[Provided data start]

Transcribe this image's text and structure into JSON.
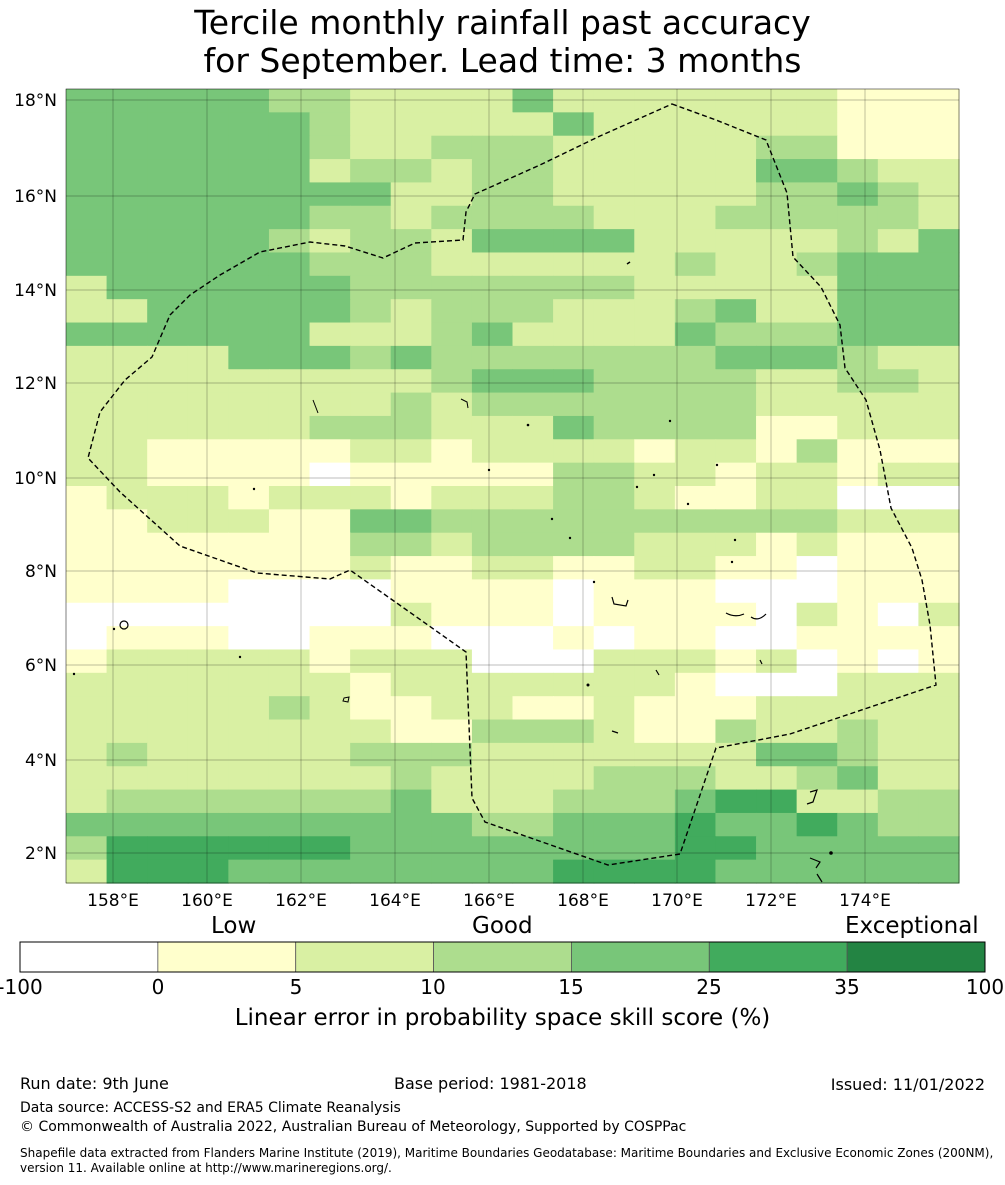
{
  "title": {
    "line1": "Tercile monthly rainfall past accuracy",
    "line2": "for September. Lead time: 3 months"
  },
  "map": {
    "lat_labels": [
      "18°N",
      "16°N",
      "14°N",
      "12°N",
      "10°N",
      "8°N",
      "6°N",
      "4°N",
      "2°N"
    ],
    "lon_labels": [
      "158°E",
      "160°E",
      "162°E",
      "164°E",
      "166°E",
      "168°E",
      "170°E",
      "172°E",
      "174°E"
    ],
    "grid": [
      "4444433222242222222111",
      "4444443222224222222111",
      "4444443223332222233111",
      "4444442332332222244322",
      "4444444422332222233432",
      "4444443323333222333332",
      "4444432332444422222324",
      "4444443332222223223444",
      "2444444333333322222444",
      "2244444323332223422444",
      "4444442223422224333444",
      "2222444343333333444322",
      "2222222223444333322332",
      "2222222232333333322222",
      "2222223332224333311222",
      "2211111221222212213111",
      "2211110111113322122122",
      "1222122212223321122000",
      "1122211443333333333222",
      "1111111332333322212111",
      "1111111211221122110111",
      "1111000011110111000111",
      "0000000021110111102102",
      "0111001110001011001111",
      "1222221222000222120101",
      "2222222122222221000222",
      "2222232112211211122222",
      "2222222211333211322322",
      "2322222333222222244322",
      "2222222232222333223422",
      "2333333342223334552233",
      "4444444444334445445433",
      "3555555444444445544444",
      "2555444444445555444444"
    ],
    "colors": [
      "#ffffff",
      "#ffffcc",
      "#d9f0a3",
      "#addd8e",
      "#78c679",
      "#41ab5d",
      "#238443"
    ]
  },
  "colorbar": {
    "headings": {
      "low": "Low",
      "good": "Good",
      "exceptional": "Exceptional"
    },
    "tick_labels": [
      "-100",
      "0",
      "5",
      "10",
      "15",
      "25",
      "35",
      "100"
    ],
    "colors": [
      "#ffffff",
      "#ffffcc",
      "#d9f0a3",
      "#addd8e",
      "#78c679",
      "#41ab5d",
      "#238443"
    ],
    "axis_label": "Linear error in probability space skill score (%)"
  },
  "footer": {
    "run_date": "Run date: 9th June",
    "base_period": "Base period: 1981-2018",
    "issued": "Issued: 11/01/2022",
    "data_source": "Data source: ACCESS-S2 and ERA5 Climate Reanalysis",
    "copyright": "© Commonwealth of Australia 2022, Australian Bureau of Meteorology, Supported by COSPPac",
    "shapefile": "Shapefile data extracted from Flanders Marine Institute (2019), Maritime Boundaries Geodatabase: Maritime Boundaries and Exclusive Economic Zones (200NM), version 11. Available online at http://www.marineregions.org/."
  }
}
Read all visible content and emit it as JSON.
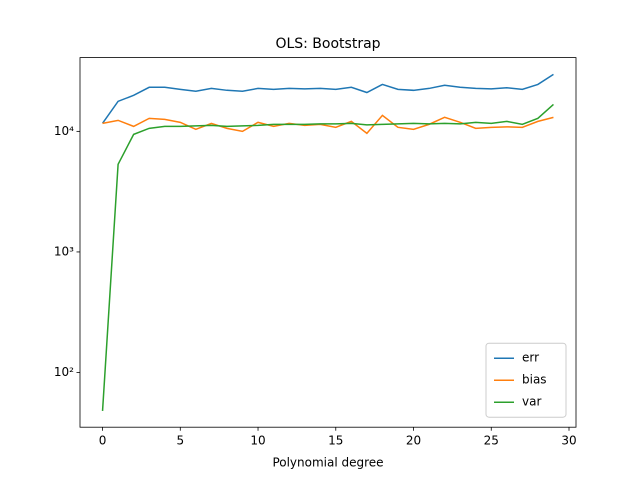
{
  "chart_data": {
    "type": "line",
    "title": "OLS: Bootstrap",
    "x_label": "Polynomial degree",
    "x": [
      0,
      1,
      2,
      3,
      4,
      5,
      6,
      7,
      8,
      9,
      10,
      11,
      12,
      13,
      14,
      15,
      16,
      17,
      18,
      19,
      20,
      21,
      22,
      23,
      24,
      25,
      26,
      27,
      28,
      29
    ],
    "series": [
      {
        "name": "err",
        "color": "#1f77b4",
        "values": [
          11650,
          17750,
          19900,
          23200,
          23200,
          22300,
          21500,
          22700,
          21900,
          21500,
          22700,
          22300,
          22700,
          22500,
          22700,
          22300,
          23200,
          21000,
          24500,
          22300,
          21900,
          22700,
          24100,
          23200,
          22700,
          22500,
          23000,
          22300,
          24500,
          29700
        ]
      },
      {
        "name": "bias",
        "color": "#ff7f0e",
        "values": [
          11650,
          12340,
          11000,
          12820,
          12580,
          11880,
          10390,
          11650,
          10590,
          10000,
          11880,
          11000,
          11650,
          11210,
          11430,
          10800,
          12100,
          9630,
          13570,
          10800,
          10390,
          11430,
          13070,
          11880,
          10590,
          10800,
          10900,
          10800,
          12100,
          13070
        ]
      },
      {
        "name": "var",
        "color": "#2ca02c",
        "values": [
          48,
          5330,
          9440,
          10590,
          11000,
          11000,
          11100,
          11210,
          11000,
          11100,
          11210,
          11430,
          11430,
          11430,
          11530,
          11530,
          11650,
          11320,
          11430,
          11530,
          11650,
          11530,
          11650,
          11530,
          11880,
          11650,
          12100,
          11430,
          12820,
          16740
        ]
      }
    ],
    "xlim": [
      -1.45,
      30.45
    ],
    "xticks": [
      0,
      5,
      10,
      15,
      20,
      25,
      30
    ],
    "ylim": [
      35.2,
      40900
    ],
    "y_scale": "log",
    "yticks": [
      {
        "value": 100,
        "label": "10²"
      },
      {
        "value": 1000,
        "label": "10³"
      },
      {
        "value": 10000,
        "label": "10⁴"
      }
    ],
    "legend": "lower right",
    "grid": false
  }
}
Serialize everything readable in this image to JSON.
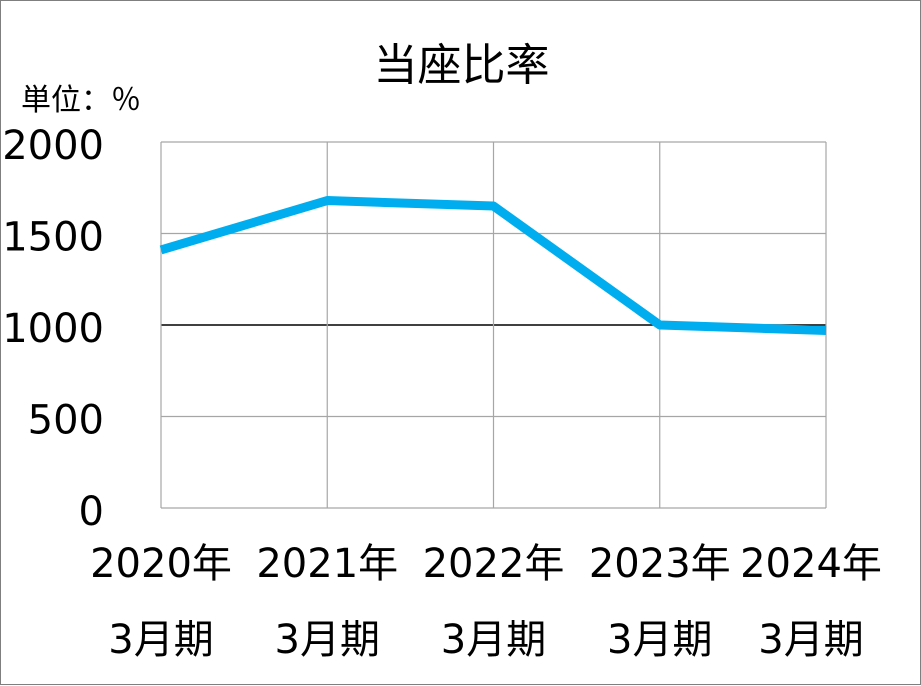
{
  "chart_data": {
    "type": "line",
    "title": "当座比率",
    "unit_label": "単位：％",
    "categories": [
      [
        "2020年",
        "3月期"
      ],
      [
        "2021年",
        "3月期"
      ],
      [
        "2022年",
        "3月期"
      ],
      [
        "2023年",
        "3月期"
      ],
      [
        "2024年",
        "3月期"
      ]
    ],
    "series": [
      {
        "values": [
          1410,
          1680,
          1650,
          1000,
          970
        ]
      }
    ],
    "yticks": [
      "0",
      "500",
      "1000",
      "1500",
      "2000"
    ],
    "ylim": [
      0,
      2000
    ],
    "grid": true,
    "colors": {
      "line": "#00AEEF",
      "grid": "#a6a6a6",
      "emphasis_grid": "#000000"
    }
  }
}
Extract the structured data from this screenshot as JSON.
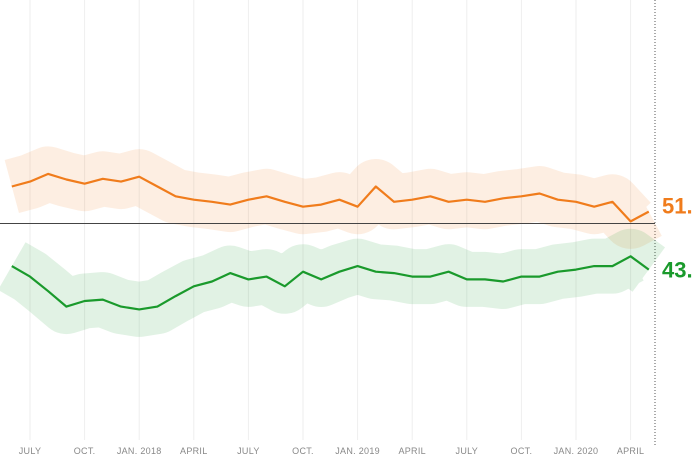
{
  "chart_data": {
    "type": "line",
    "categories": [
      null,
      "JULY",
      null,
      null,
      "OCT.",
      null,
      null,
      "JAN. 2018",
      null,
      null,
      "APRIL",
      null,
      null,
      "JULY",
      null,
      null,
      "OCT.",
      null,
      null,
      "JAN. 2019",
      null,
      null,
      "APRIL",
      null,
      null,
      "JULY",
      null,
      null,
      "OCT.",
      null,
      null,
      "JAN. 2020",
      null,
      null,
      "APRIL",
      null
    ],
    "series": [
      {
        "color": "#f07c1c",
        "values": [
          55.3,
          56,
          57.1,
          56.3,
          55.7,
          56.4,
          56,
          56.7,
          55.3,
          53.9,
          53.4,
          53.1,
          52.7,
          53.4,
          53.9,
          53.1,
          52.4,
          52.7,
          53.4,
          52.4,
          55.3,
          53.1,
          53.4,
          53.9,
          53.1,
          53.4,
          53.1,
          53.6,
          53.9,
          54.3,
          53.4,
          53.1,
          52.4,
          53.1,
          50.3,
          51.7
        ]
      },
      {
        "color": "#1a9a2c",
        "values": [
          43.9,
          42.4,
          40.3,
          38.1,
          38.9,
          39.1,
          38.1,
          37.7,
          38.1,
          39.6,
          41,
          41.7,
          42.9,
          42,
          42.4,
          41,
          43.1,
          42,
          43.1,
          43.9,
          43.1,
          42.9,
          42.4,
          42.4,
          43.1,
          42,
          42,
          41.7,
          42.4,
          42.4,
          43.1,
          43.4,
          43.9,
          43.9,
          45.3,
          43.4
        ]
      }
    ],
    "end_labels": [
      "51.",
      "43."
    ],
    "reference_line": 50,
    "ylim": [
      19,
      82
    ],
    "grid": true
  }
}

[Provided data end]

• Task goal:
Transcribe the preceding listing in its entirety and with exact wording, leaving out pictures.

• Complete response:
Transcribe this image's text and structure into JSON.
{
  "title": {
    "line1": "Tercile monthly rainfall past accuracy",
    "line2": "for September. Lead time: 3 months"
  },
  "map": {
    "lat_labels": [
      "18°N",
      "16°N",
      "14°N",
      "12°N",
      "10°N",
      "8°N",
      "6°N",
      "4°N",
      "2°N"
    ],
    "lon_labels": [
      "158°E",
      "160°E",
      "162°E",
      "164°E",
      "166°E",
      "168°E",
      "170°E",
      "172°E",
      "174°E"
    ],
    "grid": [
      "4444433222242222222111",
      "4444443222224222222111",
      "4444443223332222233111",
      "4444442332332222244322",
      "4444444422332222233432",
      "4444443323333222333332",
      "4444432332444422222324",
      "4444443332222223223444",
      "2444444333333322222444",
      "2244444323332223422444",
      "4444442223422224333444",
      "2222444343333333444322",
      "2222222223444333322332",
      "2222222232333333322222",
      "2222223332224333311222",
      "2211111221222212213111",
      "2211110111113322122122",
      "1222122212223321122000",
      "1122211443333333333222",
      "1111111332333322212111",
      "1111111211221122110111",
      "1111000011110111000111",
      "0000000021110111102102",
      "0111001110001011001111",
      "1222221222000222120101",
      "2222222122222221000222",
      "2222232112211211122222",
      "2222222211333211322322",
      "2322222333222222244322",
      "2222222232222333223422",
      "2333333342223334552233",
      "4444444444334445445433",
      "3555555444444445544444",
      "2555444444445555444444"
    ],
    "colors": [
      "#ffffff",
      "#ffffcc",
      "#d9f0a3",
      "#addd8e",
      "#78c679",
      "#41ab5d",
      "#238443"
    ]
  },
  "colorbar": {
    "headings": {
      "low": "Low",
      "good": "Good",
      "exceptional": "Exceptional"
    },
    "tick_labels": [
      "-100",
      "0",
      "5",
      "10",
      "15",
      "25",
      "35",
      "100"
    ],
    "colors": [
      "#ffffff",
      "#ffffcc",
      "#d9f0a3",
      "#addd8e",
      "#78c679",
      "#41ab5d",
      "#238443"
    ],
    "axis_label": "Linear error in probability space skill score (%)"
  },
  "footer": {
    "run_date": "Run date: 9th June",
    "base_period": "Base period: 1981-2018",
    "issued": "Issued: 11/01/2022",
    "data_source": "Data source: ACCESS-S2 and ERA5 Climate Reanalysis",
    "copyright": "© Commonwealth of Australia 2022, Australian Bureau of Meteorology, Supported by COSPPac",
    "shapefile": "Shapefile data extracted from Flanders Marine Institute (2019), Maritime Boundaries Geodatabase: Maritime Boundaries and Exclusive Economic Zones (200NM), version 11. Available online at http://www.marineregions.org/."
  }
}
Read all visible content and emit it as JSON.
{
  "chart_data": {
    "type": "line",
    "title": "OLS: Bootstrap",
    "x_label": "Polynomial degree",
    "x": [
      0,
      1,
      2,
      3,
      4,
      5,
      6,
      7,
      8,
      9,
      10,
      11,
      12,
      13,
      14,
      15,
      16,
      17,
      18,
      19,
      20,
      21,
      22,
      23,
      24,
      25,
      26,
      27,
      28,
      29
    ],
    "series": [
      {
        "name": "err",
        "color": "#1f77b4",
        "values": [
          11650,
          17750,
          19900,
          23200,
          23200,
          22300,
          21500,
          22700,
          21900,
          21500,
          22700,
          22300,
          22700,
          22500,
          22700,
          22300,
          23200,
          21000,
          24500,
          22300,
          21900,
          22700,
          24100,
          23200,
          22700,
          22500,
          23000,
          22300,
          24500,
          29700
        ]
      },
      {
        "name": "bias",
        "color": "#ff7f0e",
        "values": [
          11650,
          12340,
          11000,
          12820,
          12580,
          11880,
          10390,
          11650,
          10590,
          10000,
          11880,
          11000,
          11650,
          11210,
          11430,
          10800,
          12100,
          9630,
          13570,
          10800,
          10390,
          11430,
          13070,
          11880,
          10590,
          10800,
          10900,
          10800,
          12100,
          13070
        ]
      },
      {
        "name": "var",
        "color": "#2ca02c",
        "values": [
          48,
          5330,
          9440,
          10590,
          11000,
          11000,
          11100,
          11210,
          11000,
          11100,
          11210,
          11430,
          11430,
          11430,
          11530,
          11530,
          11650,
          11320,
          11430,
          11530,
          11650,
          11530,
          11650,
          11530,
          11880,
          11650,
          12100,
          11430,
          12820,
          16740
        ]
      }
    ],
    "xlim": [
      -1.45,
      30.45
    ],
    "xticks": [
      0,
      5,
      10,
      15,
      20,
      25,
      30
    ],
    "ylim": [
      35.2,
      40900
    ],
    "y_scale": "log",
    "yticks": [
      {
        "value": 100,
        "label": "10²"
      },
      {
        "value": 1000,
        "label": "10³"
      },
      {
        "value": 10000,
        "label": "10⁴"
      }
    ],
    "legend": "lower right",
    "grid": false
  }
}
Serialize everything readable in this image to JSON.
{
  "chart_data": {
    "type": "line",
    "title": "当座比率",
    "unit_label": "単位：％",
    "categories": [
      [
        "2020年",
        "3月期"
      ],
      [
        "2021年",
        "3月期"
      ],
      [
        "2022年",
        "3月期"
      ],
      [
        "2023年",
        "3月期"
      ],
      [
        "2024年",
        "3月期"
      ]
    ],
    "series": [
      {
        "values": [
          1410,
          1680,
          1650,
          1000,
          970
        ]
      }
    ],
    "yticks": [
      "0",
      "500",
      "1000",
      "1500",
      "2000"
    ],
    "ylim": [
      0,
      2000
    ],
    "grid": true,
    "colors": {
      "line": "#00AEEF",
      "grid": "#a6a6a6",
      "emphasis_grid": "#000000"
    }
  }
}
Extract the structured data from this screenshot as JSON.
{
  "chart_data": {
    "type": "line",
    "categories": [
      null,
      "JULY",
      null,
      null,
      "OCT.",
      null,
      null,
      "JAN. 2018",
      null,
      null,
      "APRIL",
      null,
      null,
      "JULY",
      null,
      null,
      "OCT.",
      null,
      null,
      "JAN. 2019",
      null,
      null,
      "APRIL",
      null,
      null,
      "JULY",
      null,
      null,
      "OCT.",
      null,
      null,
      "JAN. 2020",
      null,
      null,
      "APRIL",
      null
    ],
    "series": [
      {
        "color": "#f07c1c",
        "values": [
          55.3,
          56,
          57.1,
          56.3,
          55.7,
          56.4,
          56,
          56.7,
          55.3,
          53.9,
          53.4,
          53.1,
          52.7,
          53.4,
          53.9,
          53.1,
          52.4,
          52.7,
          53.4,
          52.4,
          55.3,
          53.1,
          53.4,
          53.9,
          53.1,
          53.4,
          53.1,
          53.6,
          53.9,
          54.3,
          53.4,
          53.1,
          52.4,
          53.1,
          50.3,
          51.7
        ]
      },
      {
        "color": "#1a9a2c",
        "values": [
          43.9,
          42.4,
          40.3,
          38.1,
          38.9,
          39.1,
          38.1,
          37.7,
          38.1,
          39.6,
          41,
          41.7,
          42.9,
          42,
          42.4,
          41,
          43.1,
          42,
          43.1,
          43.9,
          43.1,
          42.9,
          42.4,
          42.4,
          43.1,
          42,
          42,
          41.7,
          42.4,
          42.4,
          43.1,
          43.4,
          43.9,
          43.9,
          45.3,
          43.4
        ]
      }
    ],
    "end_labels": [
      "51.",
      "43."
    ],
    "reference_line": 50,
    "ylim": [
      19,
      82
    ],
    "grid": true
  }
}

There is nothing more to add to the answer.